** start of Information given **
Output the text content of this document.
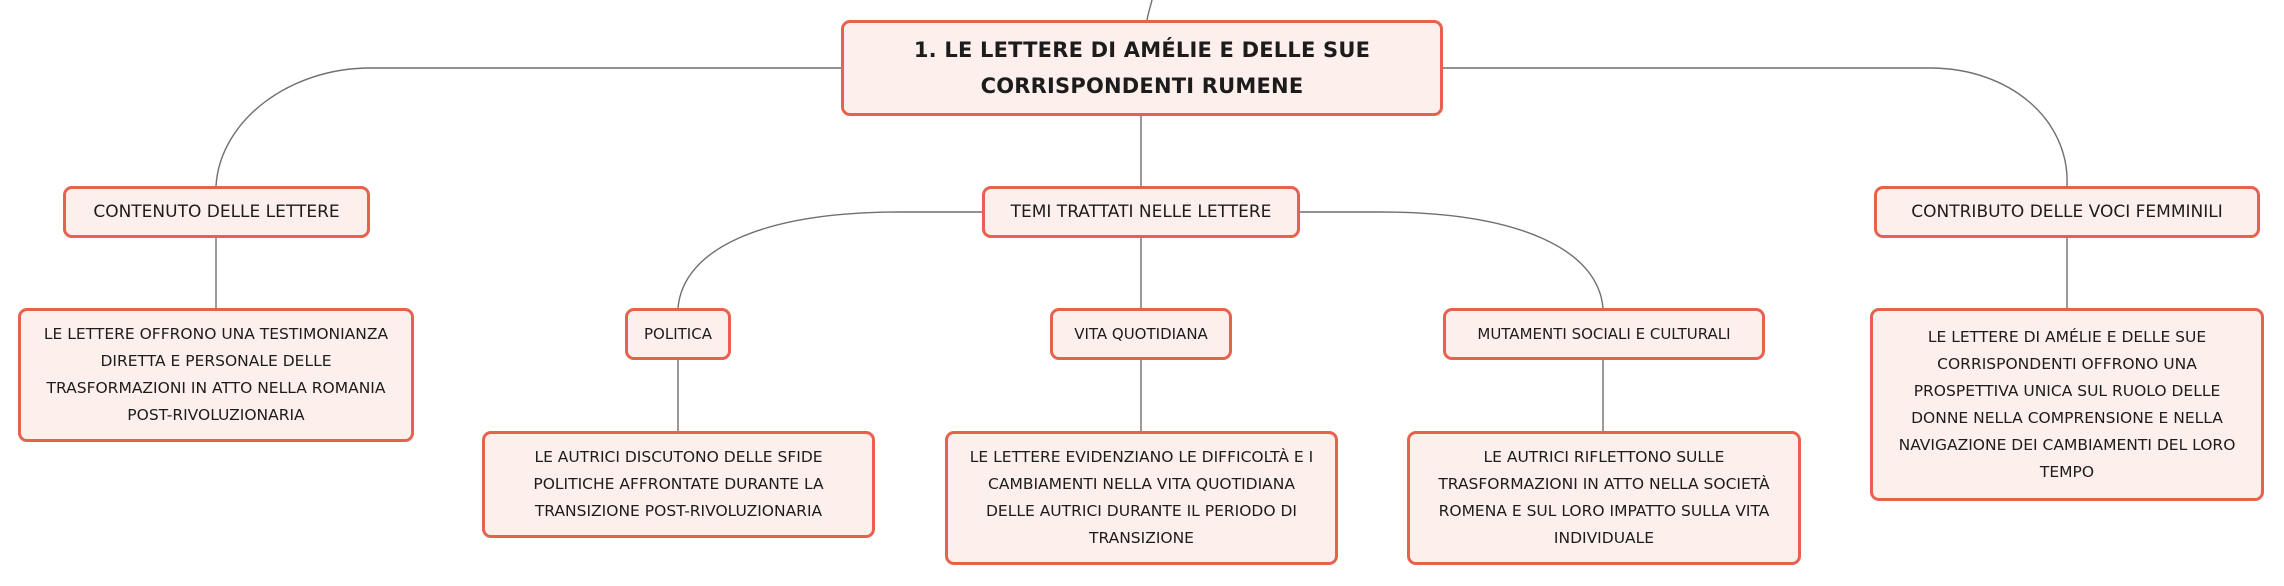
1. LE LETTERE DI AMÉLIE E DELLE SUE
CORRISPONDENTI RUMENE
CONTENUTO DELLE LETTERE	TEMI TRATTATI NELLE LETTERE	CONTRIBUTO DELLE VOCI FEMMINILI
POLITICA	VITA QUOTIDIANA	MUTAMENTI SOCIALI E CULTURALI
LE LETTERE OFFRONO UNA TESTIMONIANZA
DIRETTA E PERSONALE DELLE
TRASFORMAZIONI IN ATTO NELLA ROMANIA
POST-RIVOLUZIONARIA
LE AUTRICI DISCUTONO DELLE SFIDE
POLITICHE AFFRONTATE DURANTE LA
TRANSIZIONE POST-RIVOLUZIONARIA
LE LETTERE EVIDENZIANO LE DIFFICOLTÀ E I
CAMBIAMENTI NELLA VITA QUOTIDIANA
DELLE AUTRICI DURANTE IL PERIODO DI
TRANSIZIONE
LE AUTRICI RIFLETTONO SULLE
TRASFORMAZIONI IN ATTO NELLA SOCIETÀ
ROMENA E SUL LORO IMPATTO SULLA VITA
INDIVIDUALE
LE LETTERE DI AMÉLIE E DELLE SUE
CORRISPONDENTI OFFRONO UNA
PROSPETTIVA UNICA SUL RUOLO DELLE
DONNE NELLA COMPRENSIONE E NELLA
NAVIGAZIONE DEI CAMBIAMENTI DEL LORO
TEMPO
** end of Information given **
* Aim *
Transcribe the preceding listing in its entirety and with exact wording, leaving out pictures.

* Exercise output *
Output the text content of this document.
1. LE LETTERE DI AMÉLIE E DELLE SUE
CORRISPONDENTI RUMENE
CONTENUTO DELLE LETTERE	TEMI TRATTATI NELLE LETTERE	CONTRIBUTO DELLE VOCI FEMMINILI
POLITICA	VITA QUOTIDIANA	MUTAMENTI SOCIALI E CULTURALI
LE LETTERE OFFRONO UNA TESTIMONIANZA
DIRETTA E PERSONALE DELLE
TRASFORMAZIONI IN ATTO NELLA ROMANIA
POST-RIVOLUZIONARIA
LE AUTRICI DISCUTONO DELLE SFIDE
POLITICHE AFFRONTATE DURANTE LA
TRANSIZIONE POST-RIVOLUZIONARIA
LE LETTERE EVIDENZIANO LE DIFFICOLTÀ E I
CAMBIAMENTI NELLA VITA QUOTIDIANA
DELLE AUTRICI DURANTE IL PERIODO DI
TRANSIZIONE
LE AUTRICI RIFLETTONO SULLE
TRASFORMAZIONI IN ATTO NELLA SOCIETÀ
ROMENA E SUL LORO IMPATTO SULLA VITA
INDIVIDUALE
LE LETTERE DI AMÉLIE E DELLE SUE
CORRISPONDENTI OFFRONO UNA
PROSPETTIVA UNICA SUL RUOLO DELLE
DONNE NELLA COMPRENSIONE E NELLA
NAVIGAZIONE DEI CAMBIAMENTI DEL LORO
TEMPO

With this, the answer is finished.